---------- Material for this exercise
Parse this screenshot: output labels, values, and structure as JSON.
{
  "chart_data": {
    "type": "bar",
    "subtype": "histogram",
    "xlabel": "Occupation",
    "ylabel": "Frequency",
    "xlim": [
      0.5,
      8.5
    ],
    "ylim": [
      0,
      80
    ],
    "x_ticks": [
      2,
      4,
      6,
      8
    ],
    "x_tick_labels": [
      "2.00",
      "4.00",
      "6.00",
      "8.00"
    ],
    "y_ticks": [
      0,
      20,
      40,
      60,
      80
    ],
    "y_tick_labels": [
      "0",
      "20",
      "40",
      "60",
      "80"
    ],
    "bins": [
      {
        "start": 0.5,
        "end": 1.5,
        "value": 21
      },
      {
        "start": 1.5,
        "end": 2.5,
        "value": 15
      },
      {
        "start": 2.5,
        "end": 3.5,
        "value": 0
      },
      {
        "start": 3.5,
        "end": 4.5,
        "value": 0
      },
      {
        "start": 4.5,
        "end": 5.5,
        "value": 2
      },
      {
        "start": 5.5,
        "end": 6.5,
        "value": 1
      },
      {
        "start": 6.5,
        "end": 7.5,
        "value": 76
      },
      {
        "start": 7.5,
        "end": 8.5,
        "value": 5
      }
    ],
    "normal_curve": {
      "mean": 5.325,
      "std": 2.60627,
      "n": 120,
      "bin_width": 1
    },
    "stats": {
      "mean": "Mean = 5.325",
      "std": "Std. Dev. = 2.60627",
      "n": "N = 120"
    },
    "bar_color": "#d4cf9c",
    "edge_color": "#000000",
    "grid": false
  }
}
--------------------
Your task is to repeat the data exactly; please include every line.

» The output
Parse this screenshot: output labels, values, and structure as JSON.
{
  "chart_data": {
    "type": "bar",
    "subtype": "histogram",
    "xlabel": "Occupation",
    "ylabel": "Frequency",
    "xlim": [
      0.5,
      8.5
    ],
    "ylim": [
      0,
      80
    ],
    "x_ticks": [
      2,
      4,
      6,
      8
    ],
    "x_tick_labels": [
      "2.00",
      "4.00",
      "6.00",
      "8.00"
    ],
    "y_ticks": [
      0,
      20,
      40,
      60,
      80
    ],
    "y_tick_labels": [
      "0",
      "20",
      "40",
      "60",
      "80"
    ],
    "bins": [
      {
        "start": 0.5,
        "end": 1.5,
        "value": 21
      },
      {
        "start": 1.5,
        "end": 2.5,
        "value": 15
      },
      {
        "start": 2.5,
        "end": 3.5,
        "value": 0
      },
      {
        "start": 3.5,
        "end": 4.5,
        "value": 0
      },
      {
        "start": 4.5,
        "end": 5.5,
        "value": 2
      },
      {
        "start": 5.5,
        "end": 6.5,
        "value": 1
      },
      {
        "start": 6.5,
        "end": 7.5,
        "value": 76
      },
      {
        "start": 7.5,
        "end": 8.5,
        "value": 5
      }
    ],
    "normal_curve": {
      "mean": 5.325,
      "std": 2.60627,
      "n": 120,
      "bin_width": 1
    },
    "stats": {
      "mean": "Mean = 5.325",
      "std": "Std. Dev. = 2.60627",
      "n": "N = 120"
    },
    "bar_color": "#d4cf9c",
    "edge_color": "#000000",
    "grid": false
  }
}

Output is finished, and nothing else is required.